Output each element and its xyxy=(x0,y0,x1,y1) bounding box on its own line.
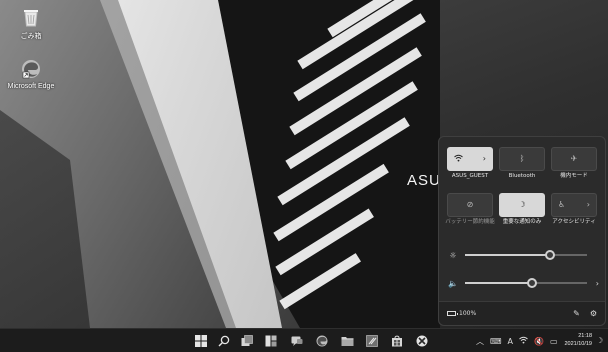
wallpaper-brand-text: ASU xyxy=(407,172,441,189)
battery-status[interactable]: 100% xyxy=(447,310,476,317)
battery-icon xyxy=(447,311,458,316)
file-explorer-button[interactable] xyxy=(340,334,354,348)
volume-slider-row: 🔈 › xyxy=(447,277,599,289)
note-app-button[interactable] xyxy=(365,334,379,348)
pencil-edit-icon[interactable]: ✎ xyxy=(573,309,580,318)
taskbar: ︿ ⌨ A 🔇 ▭ 21:18 2021/10/19 ☽ xyxy=(0,328,608,352)
brightness-icon: ☼ xyxy=(449,250,457,260)
file-explorer-icon xyxy=(341,337,353,346)
tile-label-bluetooth: Bluetooth xyxy=(508,173,536,179)
store-icon xyxy=(392,335,402,347)
desktop-icon-label: ごみ箱 xyxy=(20,33,42,40)
tile-label-focus-assist: 重要な通知のみ xyxy=(502,219,542,225)
chevron-right-icon[interactable]: › xyxy=(587,201,590,209)
edge-icon xyxy=(316,335,328,347)
widgets-button[interactable] xyxy=(264,334,278,348)
ime-indicator[interactable]: A xyxy=(508,337,513,346)
battery-saver-toggle[interactable]: ⊘ xyxy=(447,193,493,217)
quick-settings-footer: 100% ✎ ⚙ xyxy=(439,301,605,325)
speaker-muted-icon[interactable]: 🔇 xyxy=(534,337,544,346)
widgets-icon xyxy=(265,335,277,347)
bluetooth-icon: ᛒ xyxy=(519,154,525,163)
recycle-bin-shortcut[interactable]: ごみ箱 xyxy=(8,6,54,41)
moon-icon: ☽ xyxy=(518,200,526,209)
xbox-icon xyxy=(416,335,428,347)
brightness-slider-fill xyxy=(465,254,551,256)
chat-icon xyxy=(291,336,303,346)
airplane-icon: ✈ xyxy=(570,154,578,163)
battery-percentage: 100% xyxy=(459,310,477,317)
volume-slider-fill xyxy=(465,282,533,284)
chevron-right-icon[interactable]: › xyxy=(587,279,599,288)
tile-label-wifi: ASUS_GUEST xyxy=(451,173,489,179)
note-icon xyxy=(366,335,378,347)
search-button[interactable] xyxy=(217,334,231,348)
edge-shortcut[interactable]: Microsoft Edge xyxy=(8,58,54,90)
store-button[interactable] xyxy=(390,334,404,348)
chevron-right-icon[interactable]: › xyxy=(483,155,486,163)
taskbar-clock[interactable]: 21:18 2021/10/19 xyxy=(556,332,592,348)
quick-settings-panel: › ᛒ ✈ ASUS_GUEST Bluetooth 機内モード ⊘ ☽ ♿ ›… xyxy=(438,136,606,326)
task-view-icon xyxy=(241,335,253,346)
task-view-button[interactable] xyxy=(240,334,254,348)
wifi-toggle[interactable]: › xyxy=(447,147,493,171)
bluetooth-toggle[interactable]: ᛒ xyxy=(499,147,545,171)
start-icon xyxy=(195,335,207,347)
chevron-up-icon[interactable]: ︿ xyxy=(476,336,484,347)
edge-icon xyxy=(22,60,40,79)
brightness-slider-thumb[interactable] xyxy=(545,250,556,260)
tile-label-battery-saver: バッテリー節約機能 xyxy=(445,219,495,225)
start-button[interactable] xyxy=(194,334,208,348)
tile-label-airplane: 機内モード xyxy=(560,173,588,179)
wifi-icon xyxy=(454,154,463,164)
airplane-mode-toggle[interactable]: ✈ xyxy=(551,147,597,171)
focus-assist-toggle[interactable]: ☽ xyxy=(499,193,545,217)
battery-saver-icon: ⊘ xyxy=(466,200,474,209)
clock-date: 2021/10/19 xyxy=(564,341,592,347)
gear-icon[interactable]: ⚙ xyxy=(590,309,597,318)
search-icon xyxy=(218,335,230,347)
accessibility-toggle[interactable]: ♿ › xyxy=(551,193,597,217)
accessibility-icon: ♿ xyxy=(558,200,566,209)
brightness-slider-row: ☼ xyxy=(447,249,599,261)
keyboard-icon[interactable]: ⌨ xyxy=(490,337,502,346)
wifi-icon[interactable] xyxy=(519,336,528,346)
xbox-button[interactable] xyxy=(415,334,429,348)
desktop-icon-label: Microsoft Edge xyxy=(7,83,55,90)
edge-taskbar-button[interactable] xyxy=(315,334,329,348)
system-tray: ︿ ⌨ A 🔇 ▭ xyxy=(476,329,564,352)
tile-label-accessibility: アクセシビリティ xyxy=(552,219,596,225)
volume-slider-thumb[interactable] xyxy=(527,278,538,288)
chat-button[interactable] xyxy=(290,334,304,348)
notification-moon-icon[interactable]: ☽ xyxy=(596,336,603,345)
recycle-bin-icon xyxy=(24,10,38,27)
brightness-slider[interactable] xyxy=(465,250,587,260)
volume-slider[interactable] xyxy=(465,278,587,288)
speaker-muted-icon[interactable]: 🔈 xyxy=(447,279,459,288)
clock-time: 21:18 xyxy=(578,333,592,339)
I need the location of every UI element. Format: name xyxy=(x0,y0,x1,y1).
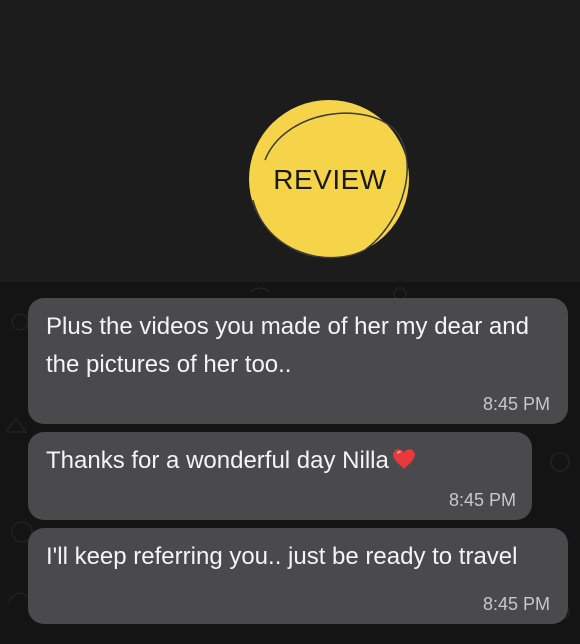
message-text-2: Thanks for a wonderful day Nilla xyxy=(46,447,389,474)
message-text-2-wrap: Thanks for a wonderful day Nilla xyxy=(46,442,526,480)
review-logo: REVIEW xyxy=(245,100,415,260)
message-time-1: 8:45 PM xyxy=(482,394,550,414)
red-heart-icon xyxy=(393,449,415,469)
message-bubble-2[interactable]: Thanks for a wonderful day Nilla 8:45 PM xyxy=(28,432,532,520)
logo-text: REVIEW xyxy=(273,164,387,195)
message-time-2: 8:45 PM xyxy=(448,490,516,510)
message-bubble-1[interactable]: Plus the videos you made of her my dear … xyxy=(28,298,568,424)
message-text-1: Plus the videos you made of her my dear … xyxy=(46,313,529,378)
message-time-3: 8:45 PM xyxy=(482,594,550,614)
message-text-3: I'll keep referring you.. just be ready … xyxy=(46,543,518,570)
message-bubble-3[interactable]: I'll keep referring you.. just be ready … xyxy=(28,528,568,624)
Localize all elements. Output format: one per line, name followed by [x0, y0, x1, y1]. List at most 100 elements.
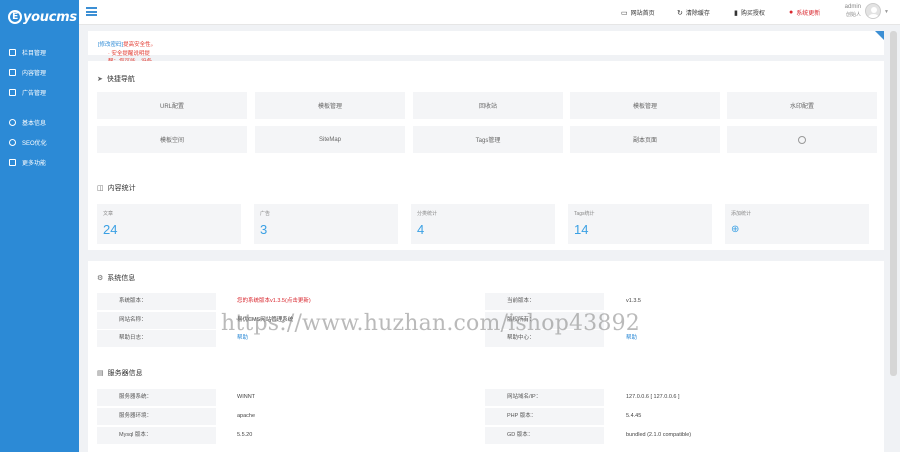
monitor-icon: ▭: [621, 9, 628, 17]
logo-text: youcms: [23, 9, 77, 25]
sidebar-item-label: 广告管理: [22, 91, 47, 97]
sidebar-item-basic-info[interactable]: 基本信息: [9, 118, 46, 127]
notice-text: · 安全提醒说明提醒：您可能、设备出现或被、请及时[修改密码]提高安全性。: [98, 40, 157, 73]
corner-flag-icon: [875, 31, 884, 40]
main-content: · 安全提醒说明提醒：您可能、设备出现或被、请及时[修改密码]提高安全性。 ➤快…: [88, 31, 884, 452]
info-value: v1.3.5: [626, 298, 641, 304]
change-password-link[interactable]: [修改密码]: [98, 42, 123, 48]
security-notice: · 安全提醒说明提醒：您可能、设备出现或被、请及时[修改密码]提高安全性。: [88, 31, 884, 73]
sidebar-item-label: SEO优化: [22, 141, 47, 147]
chevron-down-icon[interactable]: ▼: [884, 9, 889, 15]
info-value: 5.5.20: [237, 432, 253, 438]
system-info-title: ⚙ 系统信息: [97, 273, 135, 283]
sidebar-item-label: 基本信息: [22, 121, 47, 127]
system-update-label: 系统更新: [796, 11, 821, 17]
sidebar-item-ads[interactable]: 广告管理: [9, 88, 46, 97]
info-row: 网站名称： 易优CMS网站管理系统 版权所有：: [97, 312, 867, 329]
stat-value: 3: [260, 222, 268, 237]
chart-icon: ◫: [97, 185, 104, 192]
system-update-link[interactable]: ● 系统更新: [789, 8, 820, 17]
info-key: 帮助日志：: [97, 330, 216, 347]
quick-nav-title-text: 快捷导航: [106, 76, 135, 83]
content-stats-title: ◫ 内容统计: [97, 183, 136, 193]
sidebar: E youcms 栏目管理 内容管理 广告管理 基本信息 SEO优化 更多功能: [0, 0, 79, 452]
add-circle-icon: ⊕: [731, 224, 740, 235]
logo[interactable]: E youcms: [0, 0, 79, 34]
info-key: 服务器系统：: [97, 389, 216, 406]
gear-icon: ⚙: [97, 275, 104, 282]
quick-nav-recycle-bin[interactable]: 回收站: [413, 92, 563, 119]
hamburger-menu-icon[interactable]: [86, 7, 97, 16]
stat-tags[interactable]: Tags统计 14: [568, 204, 712, 244]
info-key: 服务器环境：: [97, 408, 216, 425]
sidebar-item-label: 栏目管理: [22, 51, 47, 57]
stat-value: 14: [574, 222, 589, 237]
help-link[interactable]: 帮助: [237, 330, 248, 347]
content-stats-title-text: 内容统计: [107, 185, 136, 192]
stat-ads[interactable]: 广告 3: [254, 204, 398, 244]
info-row: 服务器环境： apache PHP 版本： 5.4.45: [97, 408, 867, 425]
quick-nav-copy-page[interactable]: 副本页面: [570, 126, 720, 153]
version-update-link[interactable]: 您的系统版本v1.3.5(点击更新): [237, 293, 311, 310]
help-center-link[interactable]: 帮助: [626, 330, 637, 347]
stat-label: 文章: [103, 211, 114, 217]
quick-nav-template-2[interactable]: 模板管理: [570, 92, 720, 119]
info-key: 帮助中心：: [485, 330, 604, 347]
info-key: GD 版本：: [485, 427, 604, 444]
vertical-scrollbar[interactable]: [890, 31, 897, 376]
clear-cache-link[interactable]: ↻ 清除缓存: [677, 8, 710, 18]
quick-nav-url-config[interactable]: URL配置: [97, 92, 247, 119]
stat-label: Tags统计: [574, 211, 595, 217]
server-info-title-text: 服务器信息: [107, 370, 143, 377]
buy-license-link[interactable]: ▮ 购买授权: [734, 8, 765, 18]
user-name: admin: [844, 4, 861, 10]
sidebar-item-seo[interactable]: SEO优化: [9, 138, 47, 147]
quick-nav-template[interactable]: 模板管理: [255, 92, 405, 119]
image-icon: [9, 89, 16, 96]
info-key: 版权所有：: [485, 312, 604, 329]
user-role: 创始人: [845, 12, 861, 18]
notice-tail: 提高安全性。: [123, 42, 157, 48]
sidebar-item-columns[interactable]: 栏目管理: [9, 48, 46, 57]
stat-add[interactable]: 添加统计 ⊕: [725, 204, 869, 244]
refresh-icon: ↻: [677, 9, 683, 17]
info-value: 5.4.45: [626, 413, 642, 419]
stat-label: 广告: [260, 211, 271, 217]
info-value: 127.0.0.6 [ 127.0.0.6 ]: [626, 394, 680, 400]
stat-categories[interactable]: 分类统计 4: [411, 204, 555, 244]
sidebar-item-label: 内容管理: [22, 71, 47, 77]
bookmark-icon: ▮: [734, 9, 738, 17]
info-value: 易优CMS网站管理系统: [237, 317, 294, 323]
info-value: apache: [237, 413, 256, 419]
stat-articles[interactable]: 文章 24: [97, 204, 241, 244]
avatar[interactable]: [865, 3, 881, 19]
stat-label: 添加统计: [731, 211, 752, 217]
info-row: 帮助日志： 帮助 帮助中心： 帮助: [97, 330, 867, 347]
sidebar-item-content[interactable]: 内容管理: [9, 68, 46, 77]
home-link-label: 网站首页: [630, 11, 655, 17]
system-info-title-text: 系统信息: [107, 275, 136, 282]
content-stats-card: ◫ 内容统计 文章 24 广告 3 分类统计 4 Tags统计 14 添加统计 ⊕: [88, 170, 884, 250]
quick-nav-sitemap[interactable]: SiteMap: [255, 126, 405, 153]
buy-license-label: 购买授权: [740, 11, 765, 17]
clear-cache-label: 清除缓存: [685, 11, 710, 17]
info-key: 网站域名/IP：: [485, 389, 604, 406]
alert-icon: ●: [789, 9, 794, 16]
home-link[interactable]: ▭ 网站首页: [621, 8, 655, 18]
info-key: 当前版本：: [485, 293, 604, 310]
quick-nav-tags[interactable]: Tags管理: [413, 126, 563, 153]
info-key: Mysql 版本：: [97, 427, 216, 444]
info-key: 系统版本：: [97, 293, 216, 310]
info-row: 系统版本： 您的系统版本v1.3.5(点击更新) 当前版本： v1.3.5: [97, 293, 867, 310]
gear-icon: [9, 119, 16, 126]
quick-nav-add[interactable]: [727, 126, 877, 153]
quick-nav-watermark[interactable]: 水印配置: [727, 92, 877, 119]
user-info[interactable]: admin 创始人: [839, 3, 861, 19]
quick-nav-template-space[interactable]: 模板空间: [97, 126, 247, 153]
folder-icon: [9, 49, 16, 56]
logo-mark: E: [8, 10, 22, 24]
top-bar: ▭ 网站首页 ↻ 清除缓存 ▮ 购买授权 ● 系统更新 admin 创始人 ▼: [79, 0, 900, 25]
sidebar-item-more[interactable]: 更多功能: [9, 158, 46, 167]
stat-value: 24: [103, 222, 118, 237]
info-row: Mysql 版本： 5.5.20 GD 版本： bundled (2.1.0 c…: [97, 427, 867, 444]
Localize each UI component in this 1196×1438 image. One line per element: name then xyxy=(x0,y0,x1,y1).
========================
- [Stated exercise]: Please echo the data from the line that contains "message-text-2: Thanks for" through the line that contains "red-heart-icon xyxy=(393,449,415,469)", both included, with nothing changed.

- [Solved problem]:
message-text-2: Thanks for a wonderful day Nilla xyxy=(46,447,389,474)
message-text-2-wrap: Thanks for a wonderful day Nilla xyxy=(46,442,526,480)
review-logo: REVIEW xyxy=(245,100,415,260)
message-time-1: 8:45 PM xyxy=(482,394,550,414)
red-heart-icon xyxy=(393,449,415,469)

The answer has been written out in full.